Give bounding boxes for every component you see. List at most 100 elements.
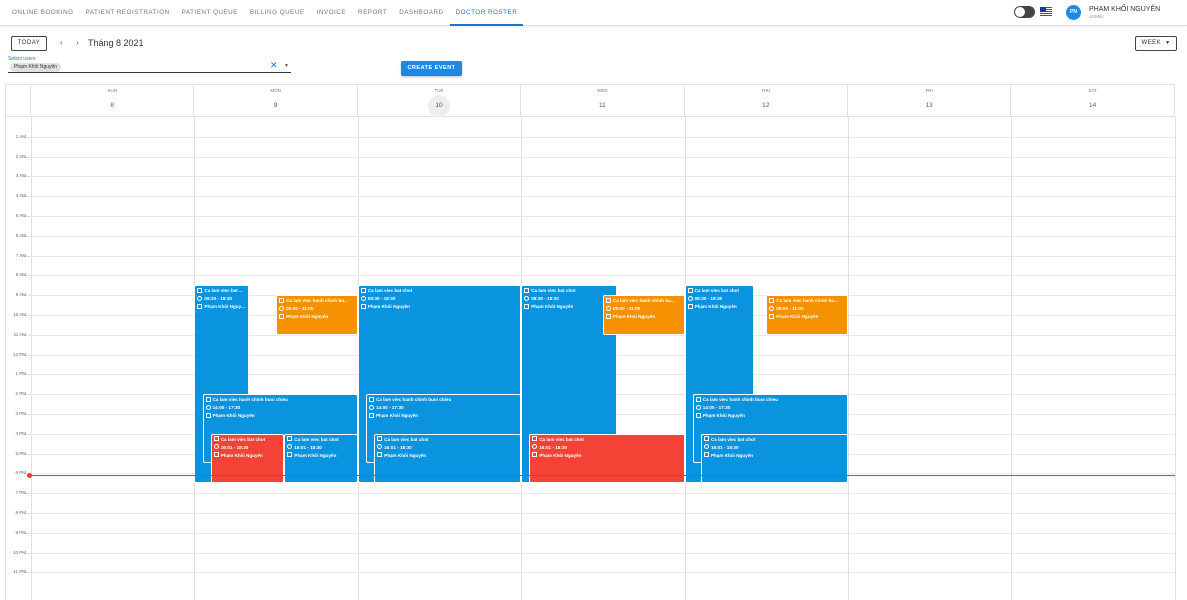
day-number[interactable]: 11 xyxy=(591,95,613,117)
day-number[interactable]: 10 xyxy=(427,95,450,117)
event-time-row: 08:30 - 18:30 xyxy=(360,295,518,303)
clock-icon xyxy=(360,295,366,301)
nav-tab-online-booking[interactable]: ONLINE BOOKING xyxy=(6,0,80,26)
event-title: Ca lam viec hanh chinh bu... xyxy=(612,298,675,304)
event-doctor: Phạm Khôi Nguyên xyxy=(294,452,337,458)
event-time: 16:01 - 18:30 xyxy=(294,444,322,450)
day-column-divider xyxy=(848,117,849,600)
event-title-row: Ca lam viec bat chot xyxy=(360,287,518,295)
prev-week-chevron-icon[interactable]: ‹ xyxy=(60,38,63,47)
dropdown-arrow-icon[interactable]: ▼ xyxy=(284,63,289,69)
day-header-fri[interactable]: FRI 13 xyxy=(848,85,1012,117)
event-title-row: Ca lam viec bat chot xyxy=(703,436,845,444)
us-flag-icon[interactable] xyxy=(1040,7,1052,16)
nav-tab-doctor-roster[interactable]: DOCTOR ROSTER xyxy=(449,0,524,26)
clock-icon xyxy=(368,404,374,410)
calendar-icon xyxy=(287,436,293,442)
event-title: Ca lam viec hanh chinh bu... xyxy=(776,298,839,304)
day-header-sat[interactable]: SAT 14 xyxy=(1011,85,1175,117)
nav-tab-invoice[interactable]: INVOICE xyxy=(311,0,352,26)
clock-icon xyxy=(205,404,211,410)
clock-icon xyxy=(532,444,538,450)
hour-gridline xyxy=(31,255,1176,257)
event-time: 16:01 - 18:30 xyxy=(384,444,412,450)
event-time-row: 14:00 - 17:30 xyxy=(205,404,355,412)
person-icon xyxy=(532,452,538,458)
day-header-mon[interactable]: MON 9 xyxy=(194,85,358,117)
event-time: 09:00 - 11:00 xyxy=(286,306,314,312)
hour-label: 11 PM xyxy=(13,569,26,575)
calendar-event[interactable]: Ca lam viec hanh chinh bu... 09:00 - 11:0… xyxy=(766,295,848,335)
calendar-icon xyxy=(687,287,693,293)
hour-gridline xyxy=(31,275,1176,277)
hour-label: 12 PM xyxy=(12,351,26,357)
hour-gridline xyxy=(31,156,1176,158)
event-doctor: Phạm Khôi Nguyên xyxy=(539,452,582,458)
event-doctor: Phạm Khôi Nguyên xyxy=(694,304,737,310)
selected-user-chip[interactable]: Phạm Khôi Nguyên xyxy=(10,63,62,72)
day-number[interactable]: 8 xyxy=(101,95,123,117)
event-time-row: 09:00 - 11:00 xyxy=(605,305,682,313)
day-header-thu[interactable]: THU 12 xyxy=(684,85,848,117)
avatar[interactable]: PN xyxy=(1066,5,1081,20)
event-time-row: 08:30 - 18:30 xyxy=(197,295,245,303)
event-time-row: 14:00 - 17:30 xyxy=(368,404,518,412)
today-button[interactable]: TODAY xyxy=(11,36,47,51)
day-number[interactable]: 12 xyxy=(755,95,777,117)
calendar-icon xyxy=(360,287,366,293)
event-doctor: Phạm Khôi Nguyên xyxy=(612,314,656,320)
event-title-row: Ca lam viec bat chot xyxy=(287,436,355,444)
event-time-row: 16:01 - 18:30 xyxy=(703,444,845,452)
event-title-row: Ca lam viec hanh chinh buoi chieu xyxy=(205,396,355,404)
calendar-event[interactable]: Ca lam viec hanh chinh bu... 09:00 - 11:0… xyxy=(276,295,358,335)
hour-label: 1 AM xyxy=(15,133,26,139)
day-header-tue[interactable]: TUE 10 xyxy=(357,85,522,117)
nav-tab-patient-registration[interactable]: PATIENT REGISTRATION xyxy=(80,0,176,26)
event-doctor-row: Phạm Khôi Nguyên xyxy=(279,313,355,321)
clear-selection-icon[interactable]: ✕ xyxy=(270,60,278,71)
next-week-chevron-icon[interactable]: › xyxy=(76,38,79,47)
event-title: Ca lam viec bat ... xyxy=(204,288,243,294)
event-title-row: Ca lam viec hanh chinh bu... xyxy=(605,297,682,305)
select-users-field[interactable]: Phạm Khôi Nguyên ✕ ▼ xyxy=(8,60,291,73)
person-icon xyxy=(368,412,374,418)
calendar-icon xyxy=(605,297,611,303)
nav-tabs: ONLINE BOOKING PATIENT REGISTRATION PATIEN… xyxy=(6,0,524,26)
event-time-row: 16:01 - 18:30 xyxy=(213,444,282,452)
day-number[interactable]: 14 xyxy=(1082,95,1104,117)
day-number[interactable]: 9 xyxy=(265,95,287,117)
day-column-divider xyxy=(1011,117,1013,600)
person-icon xyxy=(213,452,219,458)
theme-toggle[interactable] xyxy=(1014,6,1035,18)
current-time-line xyxy=(30,475,1175,477)
person-icon xyxy=(605,313,611,319)
day-of-week-label: FRI xyxy=(925,88,933,93)
nav-tab-report[interactable]: REPORT xyxy=(352,0,393,26)
event-doctor-row: Phạm Khôi Nguyên xyxy=(703,452,845,460)
hour-label: 6 AM xyxy=(15,232,26,238)
hour-gridline xyxy=(31,532,1176,534)
event-doctor-row: Phạm Khôi Nguyên xyxy=(769,313,845,321)
day-header-sun[interactable]: SUN 8 xyxy=(31,85,195,117)
hour-label: 5 AM xyxy=(15,213,26,218)
day-header-wed[interactable]: WED 11 xyxy=(521,85,685,117)
view-select-button[interactable]: WEEK ▼ xyxy=(1135,36,1177,51)
nav-tab-billing-queue[interactable]: BILLING QUEUE xyxy=(244,0,311,26)
event-title: Ca lam viec hanh chinh bu... xyxy=(286,298,348,304)
calendar-event[interactable]: Ca lam viec hanh chinh bu... 09:00 - 11:0… xyxy=(602,295,685,335)
day-of-week-label: SUN xyxy=(107,88,117,93)
day-of-week-label: THU xyxy=(761,88,771,93)
hour-gridline xyxy=(31,136,1176,138)
nav-tab-dashboard[interactable]: DASHBOARD xyxy=(393,0,449,26)
event-doctor-row: Phạm Khôi Nguyên xyxy=(377,452,518,460)
time-gutter-divider xyxy=(31,117,32,600)
event-title: Ca lam viec bat chot xyxy=(531,288,576,294)
hour-label: 9 PM xyxy=(15,529,26,535)
current-time-dot xyxy=(27,472,32,478)
create-event-button[interactable]: CREATE EVENT xyxy=(401,61,462,76)
event-title-row: Ca lam viec bat chot xyxy=(377,436,518,444)
event-doctor: Phạm Khôi Nguyên xyxy=(702,413,745,419)
day-number[interactable]: 13 xyxy=(918,95,940,117)
nav-tab-patient-queue[interactable]: PATIENT QUEUE xyxy=(176,0,244,26)
toggle-knob xyxy=(1015,7,1025,17)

◆ ◆ ◆ ◆ ◆

Copy the records above line for line, leaving out the pictures.

» **ANSWER**
Give bounding boxes for every component you see. List at most 100 elements.
day-number[interactable]: 11 xyxy=(591,95,613,117)
day-number[interactable]: 10 xyxy=(427,95,450,117)
event-time-row: 08:30 - 18:30 xyxy=(360,295,518,303)
clock-icon xyxy=(360,295,366,301)
nav-tab-online-booking[interactable]: ONLINE BOOKING xyxy=(6,0,80,26)
event-title: Ca lam viec hanh chinh bu... xyxy=(612,298,675,304)
event-doctor: Phạm Khôi Nguyên xyxy=(294,452,337,458)
event-time: 16:01 - 18:30 xyxy=(294,444,322,450)
day-column-divider xyxy=(848,117,849,600)
event-title-row: Ca lam viec bat chot xyxy=(360,287,518,295)
prev-week-chevron-icon[interactable]: ‹ xyxy=(60,38,63,47)
dropdown-arrow-icon[interactable]: ▼ xyxy=(284,63,289,69)
day-header-fri[interactable]: FRI 13 xyxy=(848,85,1012,117)
event-title-row: Ca lam viec bat chot xyxy=(703,436,845,444)
us-flag-icon[interactable] xyxy=(1040,7,1052,16)
nav-tab-doctor-roster[interactable]: DOCTOR ROSTER xyxy=(449,0,524,26)
clock-icon xyxy=(368,404,374,410)
calendar-icon xyxy=(287,436,293,442)
event-title: Ca lam viec hanh chinh bu... xyxy=(776,298,839,304)
day-header-sat[interactable]: SAT 14 xyxy=(1011,85,1175,117)
nav-tab-invoice[interactable]: INVOICE xyxy=(311,0,352,26)
clock-icon xyxy=(205,404,211,410)
clock-icon xyxy=(532,444,538,450)
hour-gridline xyxy=(31,255,1176,257)
event-time: 16:01 - 18:30 xyxy=(384,444,412,450)
event-time-row: 14:00 - 17:30 xyxy=(205,404,355,412)
person-icon xyxy=(532,452,538,458)
day-header-mon[interactable]: MON 9 xyxy=(194,85,358,117)
event-time: 09:00 - 11:00 xyxy=(286,306,314,312)
hour-label: 11 PM xyxy=(13,569,26,575)
calendar-event[interactable]: Ca lam viec hanh chinh bu... 09:00 - 11:0… xyxy=(766,295,848,335)
calendar-icon xyxy=(687,287,693,293)
hour-gridline xyxy=(31,275,1176,277)
hour-label: 12 PM xyxy=(12,351,26,357)
hour-gridline xyxy=(31,156,1176,158)
event-doctor: Phạm Khôi Nguyên xyxy=(539,452,582,458)
event-doctor: Phạm Khôi Nguyên xyxy=(694,304,737,310)
selected-user-chip[interactable]: Phạm Khôi Nguyên xyxy=(10,63,62,72)
day-number[interactable]: 8 xyxy=(101,95,123,117)
event-time-row: 09:00 - 11:00 xyxy=(605,305,682,313)
day-header-thu[interactable]: THU 12 xyxy=(684,85,848,117)
avatar[interactable]: PN xyxy=(1066,5,1081,20)
event-time-row: 08:30 - 18:30 xyxy=(197,295,245,303)
event-time-row: 14:00 - 17:30 xyxy=(368,404,518,412)
today-button[interactable]: TODAY xyxy=(11,36,47,51)
day-number[interactable]: 12 xyxy=(755,95,777,117)
calendar-icon xyxy=(360,287,366,293)
event-doctor: Phạm Khôi Nguyên xyxy=(612,314,656,320)
event-title-row: Ca lam viec bat chot xyxy=(287,436,355,444)
event-time-row: 16:01 - 18:30 xyxy=(703,444,845,452)
event-title-row: Ca lam viec hanh chinh buoi chieu xyxy=(205,396,355,404)
calendar-event[interactable]: Ca lam viec hanh chinh bu... 09:00 - 11:0… xyxy=(276,295,358,335)
hour-label: 1 AM xyxy=(15,133,26,139)
day-header-tue[interactable]: TUE 10 xyxy=(357,85,522,117)
nav-tab-patient-registration[interactable]: PATIENT REGISTRATION xyxy=(80,0,176,26)
event-doctor-row: Phạm Khôi Nguyên xyxy=(279,313,355,321)
clear-selection-icon[interactable]: ✕ xyxy=(270,60,278,71)
next-week-chevron-icon[interactable]: › xyxy=(76,38,79,47)
event-title: Ca lam viec bat ... xyxy=(204,288,243,294)
event-title-row: Ca lam viec hanh chinh bu... xyxy=(605,297,682,305)
select-users-field[interactable]: Phạm Khôi Nguyên ✕ ▼ xyxy=(8,60,291,73)
person-icon xyxy=(368,412,374,418)
calendar-icon xyxy=(605,297,611,303)
nav-tabs: ONLINE BOOKING PATIENT REGISTRATION PATIEN… xyxy=(6,0,524,26)
event-time-row: 16:01 - 18:30 xyxy=(213,444,282,452)
day-number[interactable]: 14 xyxy=(1082,95,1104,117)
day-number[interactable]: 9 xyxy=(265,95,287,117)
day-column-divider xyxy=(1011,117,1013,600)
person-icon xyxy=(213,452,219,458)
theme-toggle[interactable] xyxy=(1014,6,1035,18)
current-time-line xyxy=(30,475,1175,477)
person-icon xyxy=(605,313,611,319)
day-of-week-label: FRI xyxy=(925,88,933,93)
nav-tab-report[interactable]: REPORT xyxy=(352,0,393,26)
event-doctor-row: Phạm Khôi Nguyên xyxy=(703,452,845,460)
hour-label: 6 AM xyxy=(15,232,26,238)
hour-gridline xyxy=(31,532,1176,534)
event-doctor-row: Phạm Khôi Nguyên xyxy=(769,313,845,321)
day-header-sun[interactable]: SUN 8 xyxy=(31,85,195,117)
hour-label: 5 AM xyxy=(15,213,26,218)
day-header-wed[interactable]: WED 11 xyxy=(521,85,685,117)
view-select-button[interactable]: WEEK ▼ xyxy=(1135,36,1177,51)
nav-tab-billing-queue[interactable]: BILLING QUEUE xyxy=(244,0,311,26)
event-title: Ca lam viec hanh chinh bu... xyxy=(286,298,348,304)
calendar-event[interactable]: Ca lam viec hanh chinh bu... 09:00 - 11:0… xyxy=(602,295,685,335)
day-of-week-label: SUN xyxy=(107,88,117,93)
day-of-week-label: THU xyxy=(761,88,771,93)
hour-gridline xyxy=(31,136,1176,138)
nav-tab-dashboard[interactable]: DASHBOARD xyxy=(393,0,449,26)
event-doctor-row: Phạm Khôi Nguyên xyxy=(377,452,518,460)
time-gutter-divider xyxy=(31,117,32,600)
event-title: Ca lam viec bat chot xyxy=(531,288,576,294)
hour-label: 9 PM xyxy=(15,529,26,535)
current-time-dot xyxy=(27,472,32,478)
create-event-button[interactable]: CREATE EVENT xyxy=(401,61,462,76)
event-title-row: Ca lam viec bat chot xyxy=(377,436,518,444)
event-doctor: Phạm Khôi Nguyên xyxy=(702,413,745,419)
day-number[interactable]: 13 xyxy=(918,95,940,117)
nav-tab-patient-queue[interactable]: PATIENT QUEUE xyxy=(176,0,244,26)
toggle-knob xyxy=(1015,7,1025,17)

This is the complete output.